## Set task
Where the string "name" occurs in the material below, report the whole line.

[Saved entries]

§

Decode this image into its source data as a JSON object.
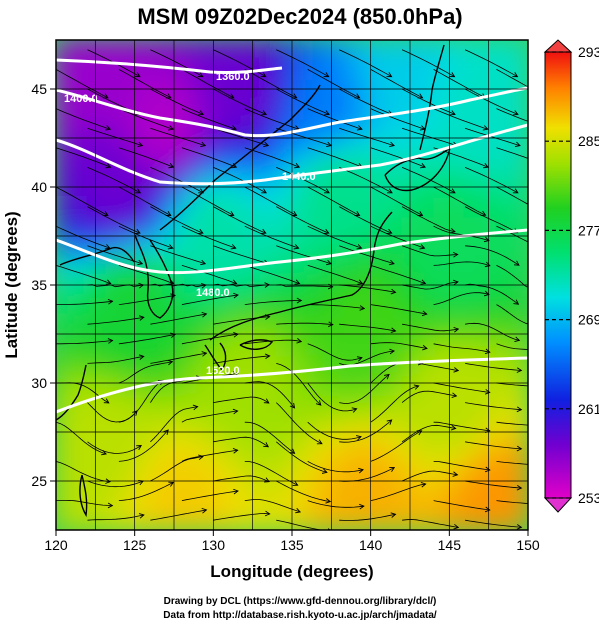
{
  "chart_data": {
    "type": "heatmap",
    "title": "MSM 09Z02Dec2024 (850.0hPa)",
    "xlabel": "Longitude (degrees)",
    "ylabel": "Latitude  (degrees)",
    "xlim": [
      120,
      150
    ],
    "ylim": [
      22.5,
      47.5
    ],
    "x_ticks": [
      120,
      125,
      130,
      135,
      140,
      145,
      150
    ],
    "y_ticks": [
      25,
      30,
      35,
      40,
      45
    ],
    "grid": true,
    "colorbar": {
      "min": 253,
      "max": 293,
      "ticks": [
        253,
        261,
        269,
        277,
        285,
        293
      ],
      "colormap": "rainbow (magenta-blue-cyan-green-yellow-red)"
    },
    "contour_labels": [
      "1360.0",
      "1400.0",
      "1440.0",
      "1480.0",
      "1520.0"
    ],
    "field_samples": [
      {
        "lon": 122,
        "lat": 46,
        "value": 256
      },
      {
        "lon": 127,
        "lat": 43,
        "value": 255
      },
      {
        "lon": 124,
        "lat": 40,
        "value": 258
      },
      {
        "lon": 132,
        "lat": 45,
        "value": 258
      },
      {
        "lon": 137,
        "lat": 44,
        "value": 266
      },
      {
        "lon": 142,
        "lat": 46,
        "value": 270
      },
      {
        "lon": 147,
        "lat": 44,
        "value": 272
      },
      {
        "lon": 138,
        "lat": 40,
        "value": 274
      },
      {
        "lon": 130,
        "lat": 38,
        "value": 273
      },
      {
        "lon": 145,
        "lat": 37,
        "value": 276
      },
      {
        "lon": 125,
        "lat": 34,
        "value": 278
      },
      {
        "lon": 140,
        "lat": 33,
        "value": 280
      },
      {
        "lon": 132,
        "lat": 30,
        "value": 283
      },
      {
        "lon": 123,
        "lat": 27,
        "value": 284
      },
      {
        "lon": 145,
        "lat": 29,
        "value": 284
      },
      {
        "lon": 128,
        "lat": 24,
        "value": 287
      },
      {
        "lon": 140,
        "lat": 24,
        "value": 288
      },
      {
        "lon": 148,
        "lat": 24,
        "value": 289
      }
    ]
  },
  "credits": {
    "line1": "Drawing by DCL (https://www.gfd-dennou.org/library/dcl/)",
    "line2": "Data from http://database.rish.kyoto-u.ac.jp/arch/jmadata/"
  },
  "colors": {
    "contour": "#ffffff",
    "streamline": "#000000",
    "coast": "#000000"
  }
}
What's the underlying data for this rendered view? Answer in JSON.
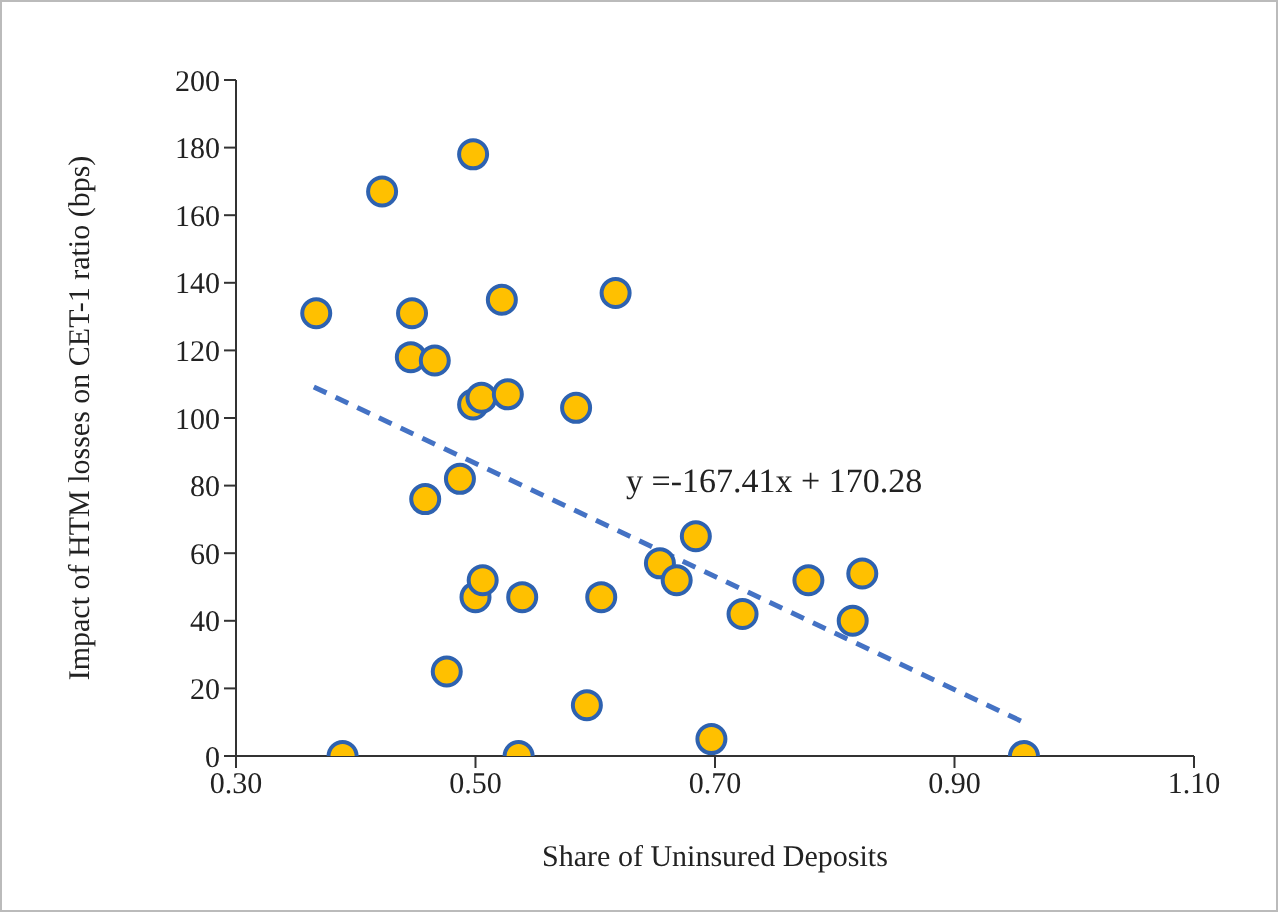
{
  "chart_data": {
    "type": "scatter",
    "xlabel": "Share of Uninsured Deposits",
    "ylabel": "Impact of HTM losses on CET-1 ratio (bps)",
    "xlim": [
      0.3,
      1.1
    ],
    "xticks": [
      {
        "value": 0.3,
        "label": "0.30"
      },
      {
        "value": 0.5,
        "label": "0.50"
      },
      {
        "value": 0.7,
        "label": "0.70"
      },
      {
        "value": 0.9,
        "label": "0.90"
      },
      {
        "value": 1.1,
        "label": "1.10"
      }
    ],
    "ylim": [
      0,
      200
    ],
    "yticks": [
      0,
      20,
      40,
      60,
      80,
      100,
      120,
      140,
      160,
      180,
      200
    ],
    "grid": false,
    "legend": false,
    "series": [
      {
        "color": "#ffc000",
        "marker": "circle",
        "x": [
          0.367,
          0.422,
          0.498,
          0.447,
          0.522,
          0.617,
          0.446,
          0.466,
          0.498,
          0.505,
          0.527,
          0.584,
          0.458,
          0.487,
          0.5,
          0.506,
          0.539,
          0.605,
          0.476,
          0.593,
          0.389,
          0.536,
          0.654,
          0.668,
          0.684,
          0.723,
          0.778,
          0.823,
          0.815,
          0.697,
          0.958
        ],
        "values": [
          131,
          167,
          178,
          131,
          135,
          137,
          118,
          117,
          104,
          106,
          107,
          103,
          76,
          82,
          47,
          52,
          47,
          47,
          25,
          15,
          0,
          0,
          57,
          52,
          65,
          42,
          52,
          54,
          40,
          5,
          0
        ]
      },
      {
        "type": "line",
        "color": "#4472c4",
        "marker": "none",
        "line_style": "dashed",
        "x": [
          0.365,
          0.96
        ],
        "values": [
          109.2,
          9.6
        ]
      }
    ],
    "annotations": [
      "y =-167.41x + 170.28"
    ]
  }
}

§

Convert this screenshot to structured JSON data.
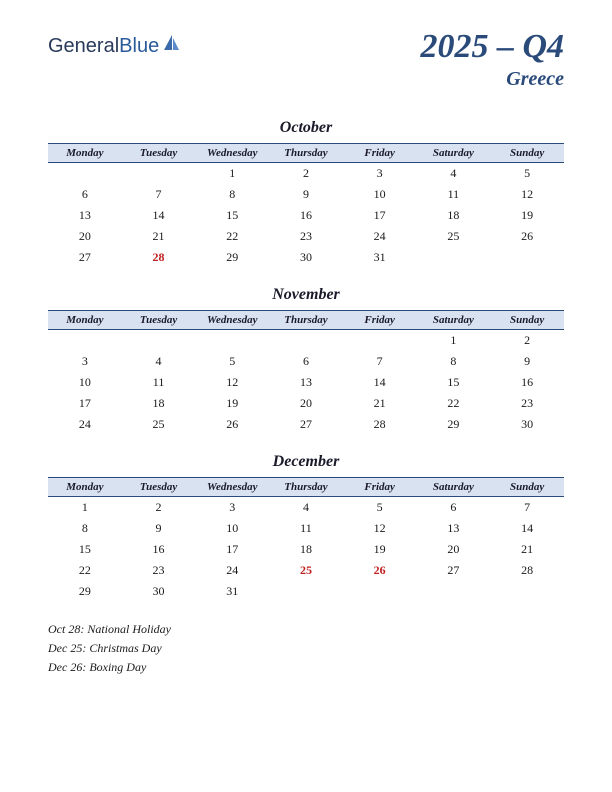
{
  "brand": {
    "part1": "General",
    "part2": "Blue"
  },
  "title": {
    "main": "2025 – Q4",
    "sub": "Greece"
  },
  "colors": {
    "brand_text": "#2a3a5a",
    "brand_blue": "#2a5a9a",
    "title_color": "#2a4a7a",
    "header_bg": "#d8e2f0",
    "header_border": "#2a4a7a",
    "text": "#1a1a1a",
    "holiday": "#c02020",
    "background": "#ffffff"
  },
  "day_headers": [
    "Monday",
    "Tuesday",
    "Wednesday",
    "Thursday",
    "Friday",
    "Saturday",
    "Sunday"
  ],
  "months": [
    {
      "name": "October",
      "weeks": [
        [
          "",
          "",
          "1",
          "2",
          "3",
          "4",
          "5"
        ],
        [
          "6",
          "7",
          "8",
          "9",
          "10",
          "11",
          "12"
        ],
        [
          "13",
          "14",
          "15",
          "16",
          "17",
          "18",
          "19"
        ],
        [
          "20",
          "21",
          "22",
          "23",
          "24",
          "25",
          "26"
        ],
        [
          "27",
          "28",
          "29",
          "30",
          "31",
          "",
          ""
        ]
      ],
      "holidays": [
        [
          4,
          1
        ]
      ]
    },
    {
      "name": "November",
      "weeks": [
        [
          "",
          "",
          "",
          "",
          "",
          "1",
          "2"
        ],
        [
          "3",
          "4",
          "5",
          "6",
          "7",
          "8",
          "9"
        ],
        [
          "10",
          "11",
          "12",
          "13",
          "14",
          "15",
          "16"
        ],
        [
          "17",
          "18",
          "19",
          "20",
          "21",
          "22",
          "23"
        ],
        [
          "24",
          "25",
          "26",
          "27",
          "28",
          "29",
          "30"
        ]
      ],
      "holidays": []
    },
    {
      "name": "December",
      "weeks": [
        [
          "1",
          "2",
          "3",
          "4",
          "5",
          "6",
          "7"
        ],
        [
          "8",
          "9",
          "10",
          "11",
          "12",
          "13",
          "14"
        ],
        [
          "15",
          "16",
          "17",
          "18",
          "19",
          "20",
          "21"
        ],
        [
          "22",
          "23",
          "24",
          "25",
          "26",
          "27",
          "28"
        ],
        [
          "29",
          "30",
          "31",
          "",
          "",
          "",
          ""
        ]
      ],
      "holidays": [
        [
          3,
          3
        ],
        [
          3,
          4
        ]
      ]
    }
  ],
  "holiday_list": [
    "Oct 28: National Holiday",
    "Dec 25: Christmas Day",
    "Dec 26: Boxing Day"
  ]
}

§

## Output of the exercise
      "name": "October",
      "name": "November",
      "name": "December",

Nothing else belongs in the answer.